■ **RECORDS PROVIDED**
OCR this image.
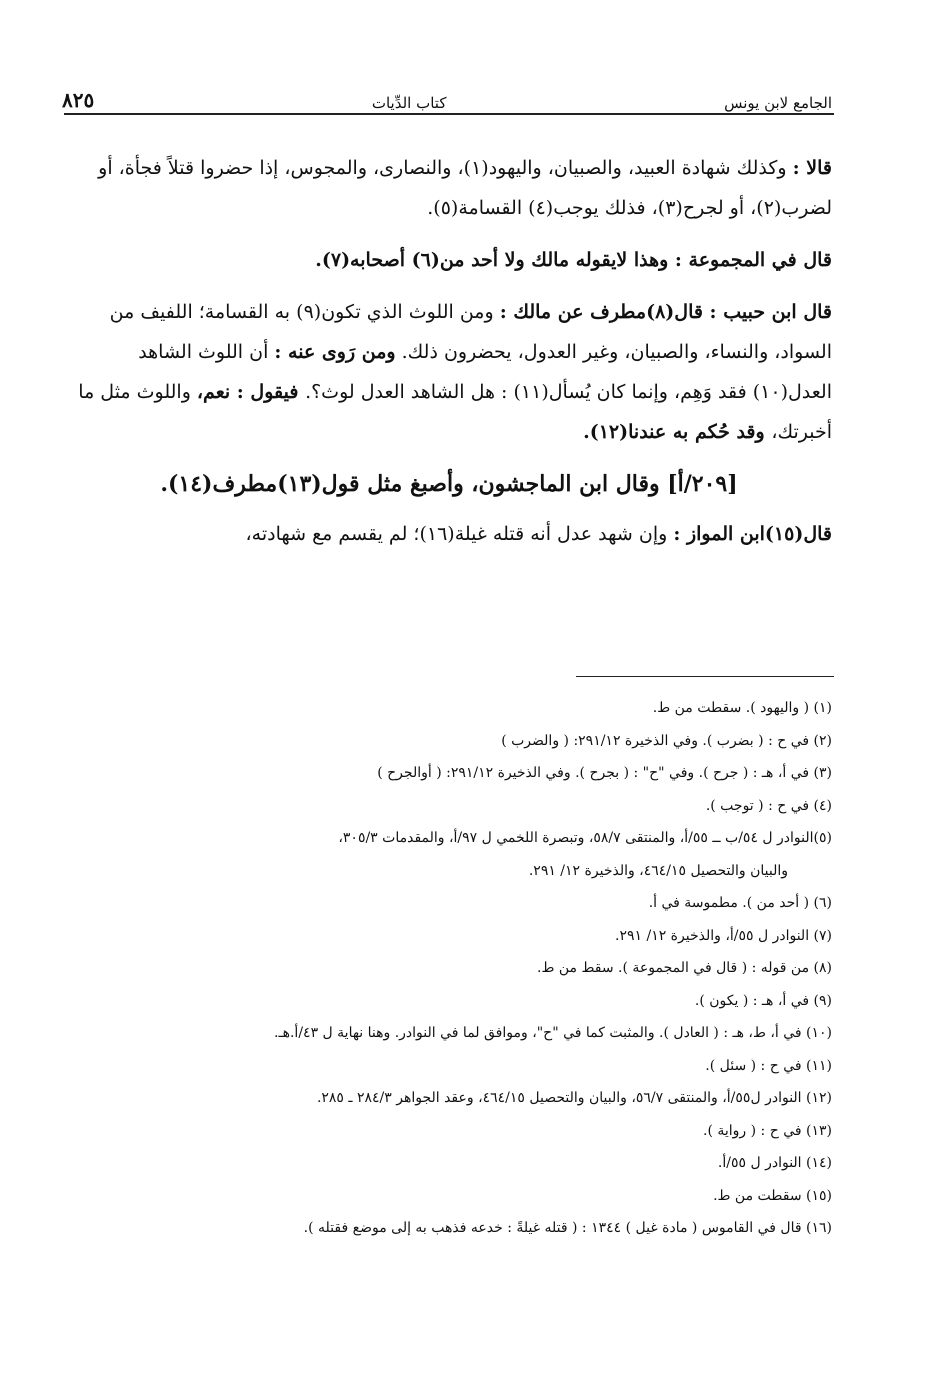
الجامع لابن يونس
كتاب الدِّيات
٨٢٥

قالا : وكذلك شهادة العبيد، والصبيان، واليهود(١)، والنصارى، والمجوس، إذا حضروا قتلاً فجأة، أو لضرب(٢)، أو لجرح(٣)، فذلك يوجب(٤) القسامة(٥).

قال في المجموعة : وهذا لايقوله مالك ولا أحد من(٦) أصحابه(٧).

قال ابن حبيب : قال(٨)مطرف عن مالك : ومن اللوث الذي تكون(٩) به القسامة؛ اللفيف من السواد، والنساء، والصبيان، وغير العدول، يحضرون ذلك. ومن رَوى عنه : أن اللوث الشاهد العدل(١٠) فقد وَهِم، وإنما كان يُسأل(١١) : هل الشاهد العدل لوث؟. فيقول : نعم، واللوث مثل ما أخبرتك، وقد حُكم به عندنا(١٢).

[٢٠٩/أ] وقال ابن الماجشون، وأصبغ مثل قول(١٣)مطرف(١٤).

قال(١٥)ابن المواز : وإن شهد عدل أنه قتله غيلة(١٦)؛ لم يقسم مع شهادته،

(١) ( واليهود ). سقطت من ط.

(٢) في ح : ( بضرب ). وفي الذخيرة ٢٩١/١٢: ( والضرب )

(٣) في أ، هـ : ( جرح ). وفي "ح" : ( بجرح ). وفي الذخيرة ٢٩١/١٢: ( أوالجرح )

(٤) في ح : ( توجب ).

(٥)النوادر ل ٥٤/ب ــ ٥٥/أ، والمنتقى ٥٨/٧، وتبصرة اللخمي ل ٩٧/أ، والمقدمات ٣٠٥/٣،

والبيان والتحصيل ٤٦٤/١٥، والذخيرة ١٢/ ٢٩١.

(٦) ( أحد من ). مطموسة في أ.

(٧) النوادر ل ٥٥/أ، والذخيرة ١٢/ ٢٩١.

(٨) من قوله : ( قال في المجموعة ). سقط من ط.

(٩) في أ، هـ : ( يكون ).

(١٠) في أ، ط، هـ : ( العادل ). والمثبت كما في "ح"، وموافق لما في النوادر. وهنا نهاية ل ٤٣/أ.هـ.

(١١) في ح : ( سئل ).

(١٢) النوادر ل٥٥/أ، والمنتقى ٥٦/٧، والبيان والتحصيل ٤٦٤/١٥، وعقد الجواهر ٢٨٤/٣ ـ ٢٨٥.

(١٣) في ح : ( رواية ).

(١٤) النوادر ل ٥٥/أ.

(١٥) سقطت من ط.

(١٦) قال في القاموس ( مادة غيل ) ١٣٤٤ : ( قتله غيلةً : خدعه فذهب به إلى موضع فقتله ).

■ **REQUIRED TASK**
Copy the material above in full and exactly, skipping pictures.

■ **EXERCISE OUTPUT**
OCR this image.
الجامع لابن يونس
كتاب الدِّيات
٨٢٥

قالا : وكذلك شهادة العبيد، والصبيان، واليهود(١)، والنصارى، والمجوس، إذا حضروا قتلاً فجأة، أو لضرب(٢)، أو لجرح(٣)، فذلك يوجب(٤) القسامة(٥).

قال في المجموعة : وهذا لايقوله مالك ولا أحد من(٦) أصحابه(٧).

قال ابن حبيب : قال(٨)مطرف عن مالك : ومن اللوث الذي تكون(٩) به القسامة؛ اللفيف من السواد، والنساء، والصبيان، وغير العدول، يحضرون ذلك. ومن رَوى عنه : أن اللوث الشاهد العدل(١٠) فقد وَهِم، وإنما كان يُسأل(١١) : هل الشاهد العدل لوث؟. فيقول : نعم، واللوث مثل ما أخبرتك، وقد حُكم به عندنا(١٢).

[٢٠٩/أ] وقال ابن الماجشون، وأصبغ مثل قول(١٣)مطرف(١٤).

قال(١٥)ابن المواز : وإن شهد عدل أنه قتله غيلة(١٦)؛ لم يقسم مع شهادته،

(١) ( واليهود ). سقطت من ط.

(٢) في ح : ( بضرب ). وفي الذخيرة ٢٩١/١٢: ( والضرب )

(٣) في أ، هـ : ( جرح ). وفي "ح" : ( بجرح ). وفي الذخيرة ٢٩١/١٢: ( أوالجرح )

(٤) في ح : ( توجب ).

(٥)النوادر ل ٥٤/ب ــ ٥٥/أ، والمنتقى ٥٨/٧، وتبصرة اللخمي ل ٩٧/أ، والمقدمات ٣٠٥/٣،

والبيان والتحصيل ٤٦٤/١٥، والذخيرة ١٢/ ٢٩١.

(٦) ( أحد من ). مطموسة في أ.

(٧) النوادر ل ٥٥/أ، والذخيرة ١٢/ ٢٩١.

(٨) من قوله : ( قال في المجموعة ). سقط من ط.

(٩) في أ، هـ : ( يكون ).

(١٠) في أ، ط، هـ : ( العادل ). والمثبت كما في "ح"، وموافق لما في النوادر. وهنا نهاية ل ٤٣/أ.هـ.

(١١) في ح : ( سئل ).

(١٢) النوادر ل٥٥/أ، والمنتقى ٥٦/٧، والبيان والتحصيل ٤٦٤/١٥، وعقد الجواهر ٢٨٤/٣ ـ ٢٨٥.

(١٣) في ح : ( رواية ).

(١٤) النوادر ل ٥٥/أ.

(١٥) سقطت من ط.

(١٦) قال في القاموس ( مادة غيل ) ١٣٤٤ : ( قتله غيلةً : خدعه فذهب به إلى موضع فقتله ).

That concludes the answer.